- **Reading passage**:
Finally, the blood pressure-lowering effect of orally administered GCE in SHRs was investigated. SHRs are commonly used as experimental models of hypertension due to the similarity of hypertension pathology between SHRs and humans, and the comparable hypotensive effects observed with antihypertensive agents in both species [30]. In general, SHRs over 16 weeks of age are hypertensive, with an SBP of 180–200 mmHg or higher [30,31]. In our study, GCE was orally administered to 40-week-old SHRs with an average SBP of 200–210 mmHg and DBP of 170–180 mmHg. The greatest reduction rates in the SBP and DBP (−21.64 ± 2.40% and −31.91 ± 5.75%, respectively) were measured at 4 h after administration in the GCE 300 mg/kg group. In the GCE 100 mg/kg group, the reduction rates in the SBP and DBP (−19.47 ± 4.58% and −31.14 ± 7.66%, respectively) were measured 4 h after administration. Male SHRs are commonly used as an established model of hypertension; however, there are sex differences, as there are in humans, such as hypertension developing more rapidly and becoming more severe in males than in females [32]. Previous studies have shown sex differences in the activation of pathways that contribute to hypertension [33]. Therefore, further studies are required to investigate the effects of GCE on female SHRs.
In our previous study, we discussed the vascular relaxing and blood pressure-lowering effects of Rhus chinensis leaf ethanol extract (NTE). G. chinensis is a gall produced on the plants of the genus Rhus in response to secretions by the aphid M. chinensis, and because its medicinal properties differ from those of the Rhus chinensis, G. chinensis has been used as a separate traditional remedy. Our experimental results showed that NTE and GCE showed vasorelaxant effects, but they differed in their mechanisms. Compared to NTE, GCE exerts a Ca2+ channel blocking effect, but did not inhibit the contractile action of angiotensin II. In addition, when comparing the hypotensive effect in SHRs, NTE showed no significant difference from the control group at a dose of 300 mg/kg; however, GCE showed a significant blood pressure-lowering effect at 100 and 300 mg/kg.

- **Work to complete**:
- a) Answer these questions from the passage on GCE and blood pressure, one line each:
(i) How old were the SHRs that received GCE orally?
(ii) In which group, and at what time after administration, were the greatest reductions in SBP and DBP measured?
(iii) At what dose did NTE show no significant difference from the control group?
- b) Carry on the passage on GCE and blood pressure, picking up after its final sentence.
Nothing in the listing is needed for this work.

(Excerpts from a dataset)
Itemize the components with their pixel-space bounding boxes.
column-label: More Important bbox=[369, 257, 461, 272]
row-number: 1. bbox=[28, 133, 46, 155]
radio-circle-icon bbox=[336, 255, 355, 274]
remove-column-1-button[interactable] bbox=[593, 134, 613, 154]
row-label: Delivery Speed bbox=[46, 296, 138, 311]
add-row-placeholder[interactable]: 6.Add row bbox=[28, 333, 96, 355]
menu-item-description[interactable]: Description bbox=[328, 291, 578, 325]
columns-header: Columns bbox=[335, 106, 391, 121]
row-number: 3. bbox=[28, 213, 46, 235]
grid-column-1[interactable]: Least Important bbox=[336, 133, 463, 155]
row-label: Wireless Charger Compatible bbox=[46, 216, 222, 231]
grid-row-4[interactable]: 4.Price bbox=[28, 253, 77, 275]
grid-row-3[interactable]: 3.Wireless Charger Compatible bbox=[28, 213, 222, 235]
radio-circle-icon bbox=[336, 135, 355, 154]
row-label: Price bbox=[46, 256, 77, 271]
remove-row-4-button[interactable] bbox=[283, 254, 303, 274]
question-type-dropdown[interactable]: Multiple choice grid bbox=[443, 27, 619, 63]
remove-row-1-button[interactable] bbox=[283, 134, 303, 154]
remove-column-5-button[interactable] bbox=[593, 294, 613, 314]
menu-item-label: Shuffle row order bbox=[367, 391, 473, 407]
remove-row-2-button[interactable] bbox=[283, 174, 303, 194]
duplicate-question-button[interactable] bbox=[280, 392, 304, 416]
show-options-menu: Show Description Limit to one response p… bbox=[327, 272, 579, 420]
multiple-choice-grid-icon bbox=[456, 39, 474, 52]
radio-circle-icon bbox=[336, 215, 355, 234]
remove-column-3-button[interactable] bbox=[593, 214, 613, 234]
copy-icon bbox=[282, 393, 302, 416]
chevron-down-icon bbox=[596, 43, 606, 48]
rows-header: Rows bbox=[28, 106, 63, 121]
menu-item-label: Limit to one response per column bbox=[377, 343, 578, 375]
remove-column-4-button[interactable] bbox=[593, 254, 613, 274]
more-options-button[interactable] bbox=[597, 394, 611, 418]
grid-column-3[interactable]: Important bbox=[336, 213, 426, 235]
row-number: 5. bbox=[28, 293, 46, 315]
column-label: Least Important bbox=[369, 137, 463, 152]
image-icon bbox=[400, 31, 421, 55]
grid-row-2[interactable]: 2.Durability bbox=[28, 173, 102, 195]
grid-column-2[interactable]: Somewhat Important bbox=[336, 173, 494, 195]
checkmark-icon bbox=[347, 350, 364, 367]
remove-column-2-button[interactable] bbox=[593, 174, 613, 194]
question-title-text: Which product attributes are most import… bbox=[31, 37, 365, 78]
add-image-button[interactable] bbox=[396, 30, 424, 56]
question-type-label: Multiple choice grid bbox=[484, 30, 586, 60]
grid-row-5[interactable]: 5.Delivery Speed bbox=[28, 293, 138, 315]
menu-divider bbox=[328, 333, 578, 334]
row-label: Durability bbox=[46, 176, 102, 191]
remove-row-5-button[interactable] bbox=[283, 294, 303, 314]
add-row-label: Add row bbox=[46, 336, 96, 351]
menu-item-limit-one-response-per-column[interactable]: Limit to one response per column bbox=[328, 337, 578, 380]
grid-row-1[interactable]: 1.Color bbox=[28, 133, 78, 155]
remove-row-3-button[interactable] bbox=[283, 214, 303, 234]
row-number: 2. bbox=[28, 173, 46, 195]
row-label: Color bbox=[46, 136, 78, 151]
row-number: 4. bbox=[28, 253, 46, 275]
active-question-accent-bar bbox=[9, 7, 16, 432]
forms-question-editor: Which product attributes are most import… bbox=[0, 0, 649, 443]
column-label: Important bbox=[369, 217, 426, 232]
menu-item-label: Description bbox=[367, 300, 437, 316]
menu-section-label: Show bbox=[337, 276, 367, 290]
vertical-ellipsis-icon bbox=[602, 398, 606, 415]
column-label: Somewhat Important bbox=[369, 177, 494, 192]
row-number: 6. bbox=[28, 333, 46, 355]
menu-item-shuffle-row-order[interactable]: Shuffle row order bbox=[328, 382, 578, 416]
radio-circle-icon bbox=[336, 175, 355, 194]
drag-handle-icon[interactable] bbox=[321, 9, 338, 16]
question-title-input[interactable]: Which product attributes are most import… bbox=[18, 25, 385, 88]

- **Solved problems**:
- a)
(i) 40 weeks old.
(ii) In the GCE 300 mg/kg group, 4 h after administration.
(iii) 300 mg/kg.

- b)
Considering its vasorelaxant and hypotensive effects, GCE may be a valuable source for the control of hypertension. Previous studies have reported that the LD50 of G. chinensis was higher than 5000 mg/kg body weight (bw) per day in an acute toxicity test, and the no-observed-effect level was lower than 1500 mg/kg bw per day [11,34]. However, further studies are needed to examine the effects and toxicities of long-term drug administration.
4. Materials and Methods
4.1. Preparation of the Extract
G. chinensis was purchased from CK Pharm Co., Ltd (Seoul, Republic of Korea). G. chinensis was extracted by boiling with 10-fold amount of 50% ethanol for 2 h at a temperature of 70 ± 2 °C. The GCE was then filtered twice with filter paper No. 2 (Hyundai Micro, Seoul, Republic of Korea) and freeze-dried. The yield of the GCE was 60.27%.
4.2. HPLC Analysis of GCE
Experiments were performed using Waters e2695 Alliance HPLC system (Waters Corp., Milford, MA, USA) equipped with a 2998 photodiode array detector (PDA). Chromatographic separation was carried out on a C18 column (250 × 4.6 mm, 5 µm) (Fortis Technologies Ltd., Cheshire, UK). Two solvents were used for the isocratic mobile phase: 1% acetic acid and acetonitrile (80:20, v/v). The flow rate was set at 0.4 mL/min, with column temperature maintained at 25 °C, and detection was performed at UV 290 nm. GCE (10 mg/mL) and gallic acid standard (1 mg/mL) were filtered twice through a 0.45 µm PVDF syringe filter (Korea Ace Science, Seoul, Republic of Korea). The standard was serially diluted, and HPLC chromatograms were obtained. Empower 2 software (Waters Corp., Milford, MA, USA) was used for data acquisition.
4.3. Animals
Male 6–7-week-old SD rats (Daehan Biolink, Eumseong-gun, Republic of Korea), and male 40-week-old SHRs (SLC, Inc., Shizuoka, Japan) were used in this study. Animals were housed in a controlled environment maintained at a temperature of 22 ± 2 °C, humidity 45–65%, and 12/12 h light/dark cycle. The animals were given free access to both feed and tap water. All experiments complied with the Animal Welfare Guidelines and were approved by the Animal Experiment Ethics Committee of Kyung Hee University (KHSASP-23-506).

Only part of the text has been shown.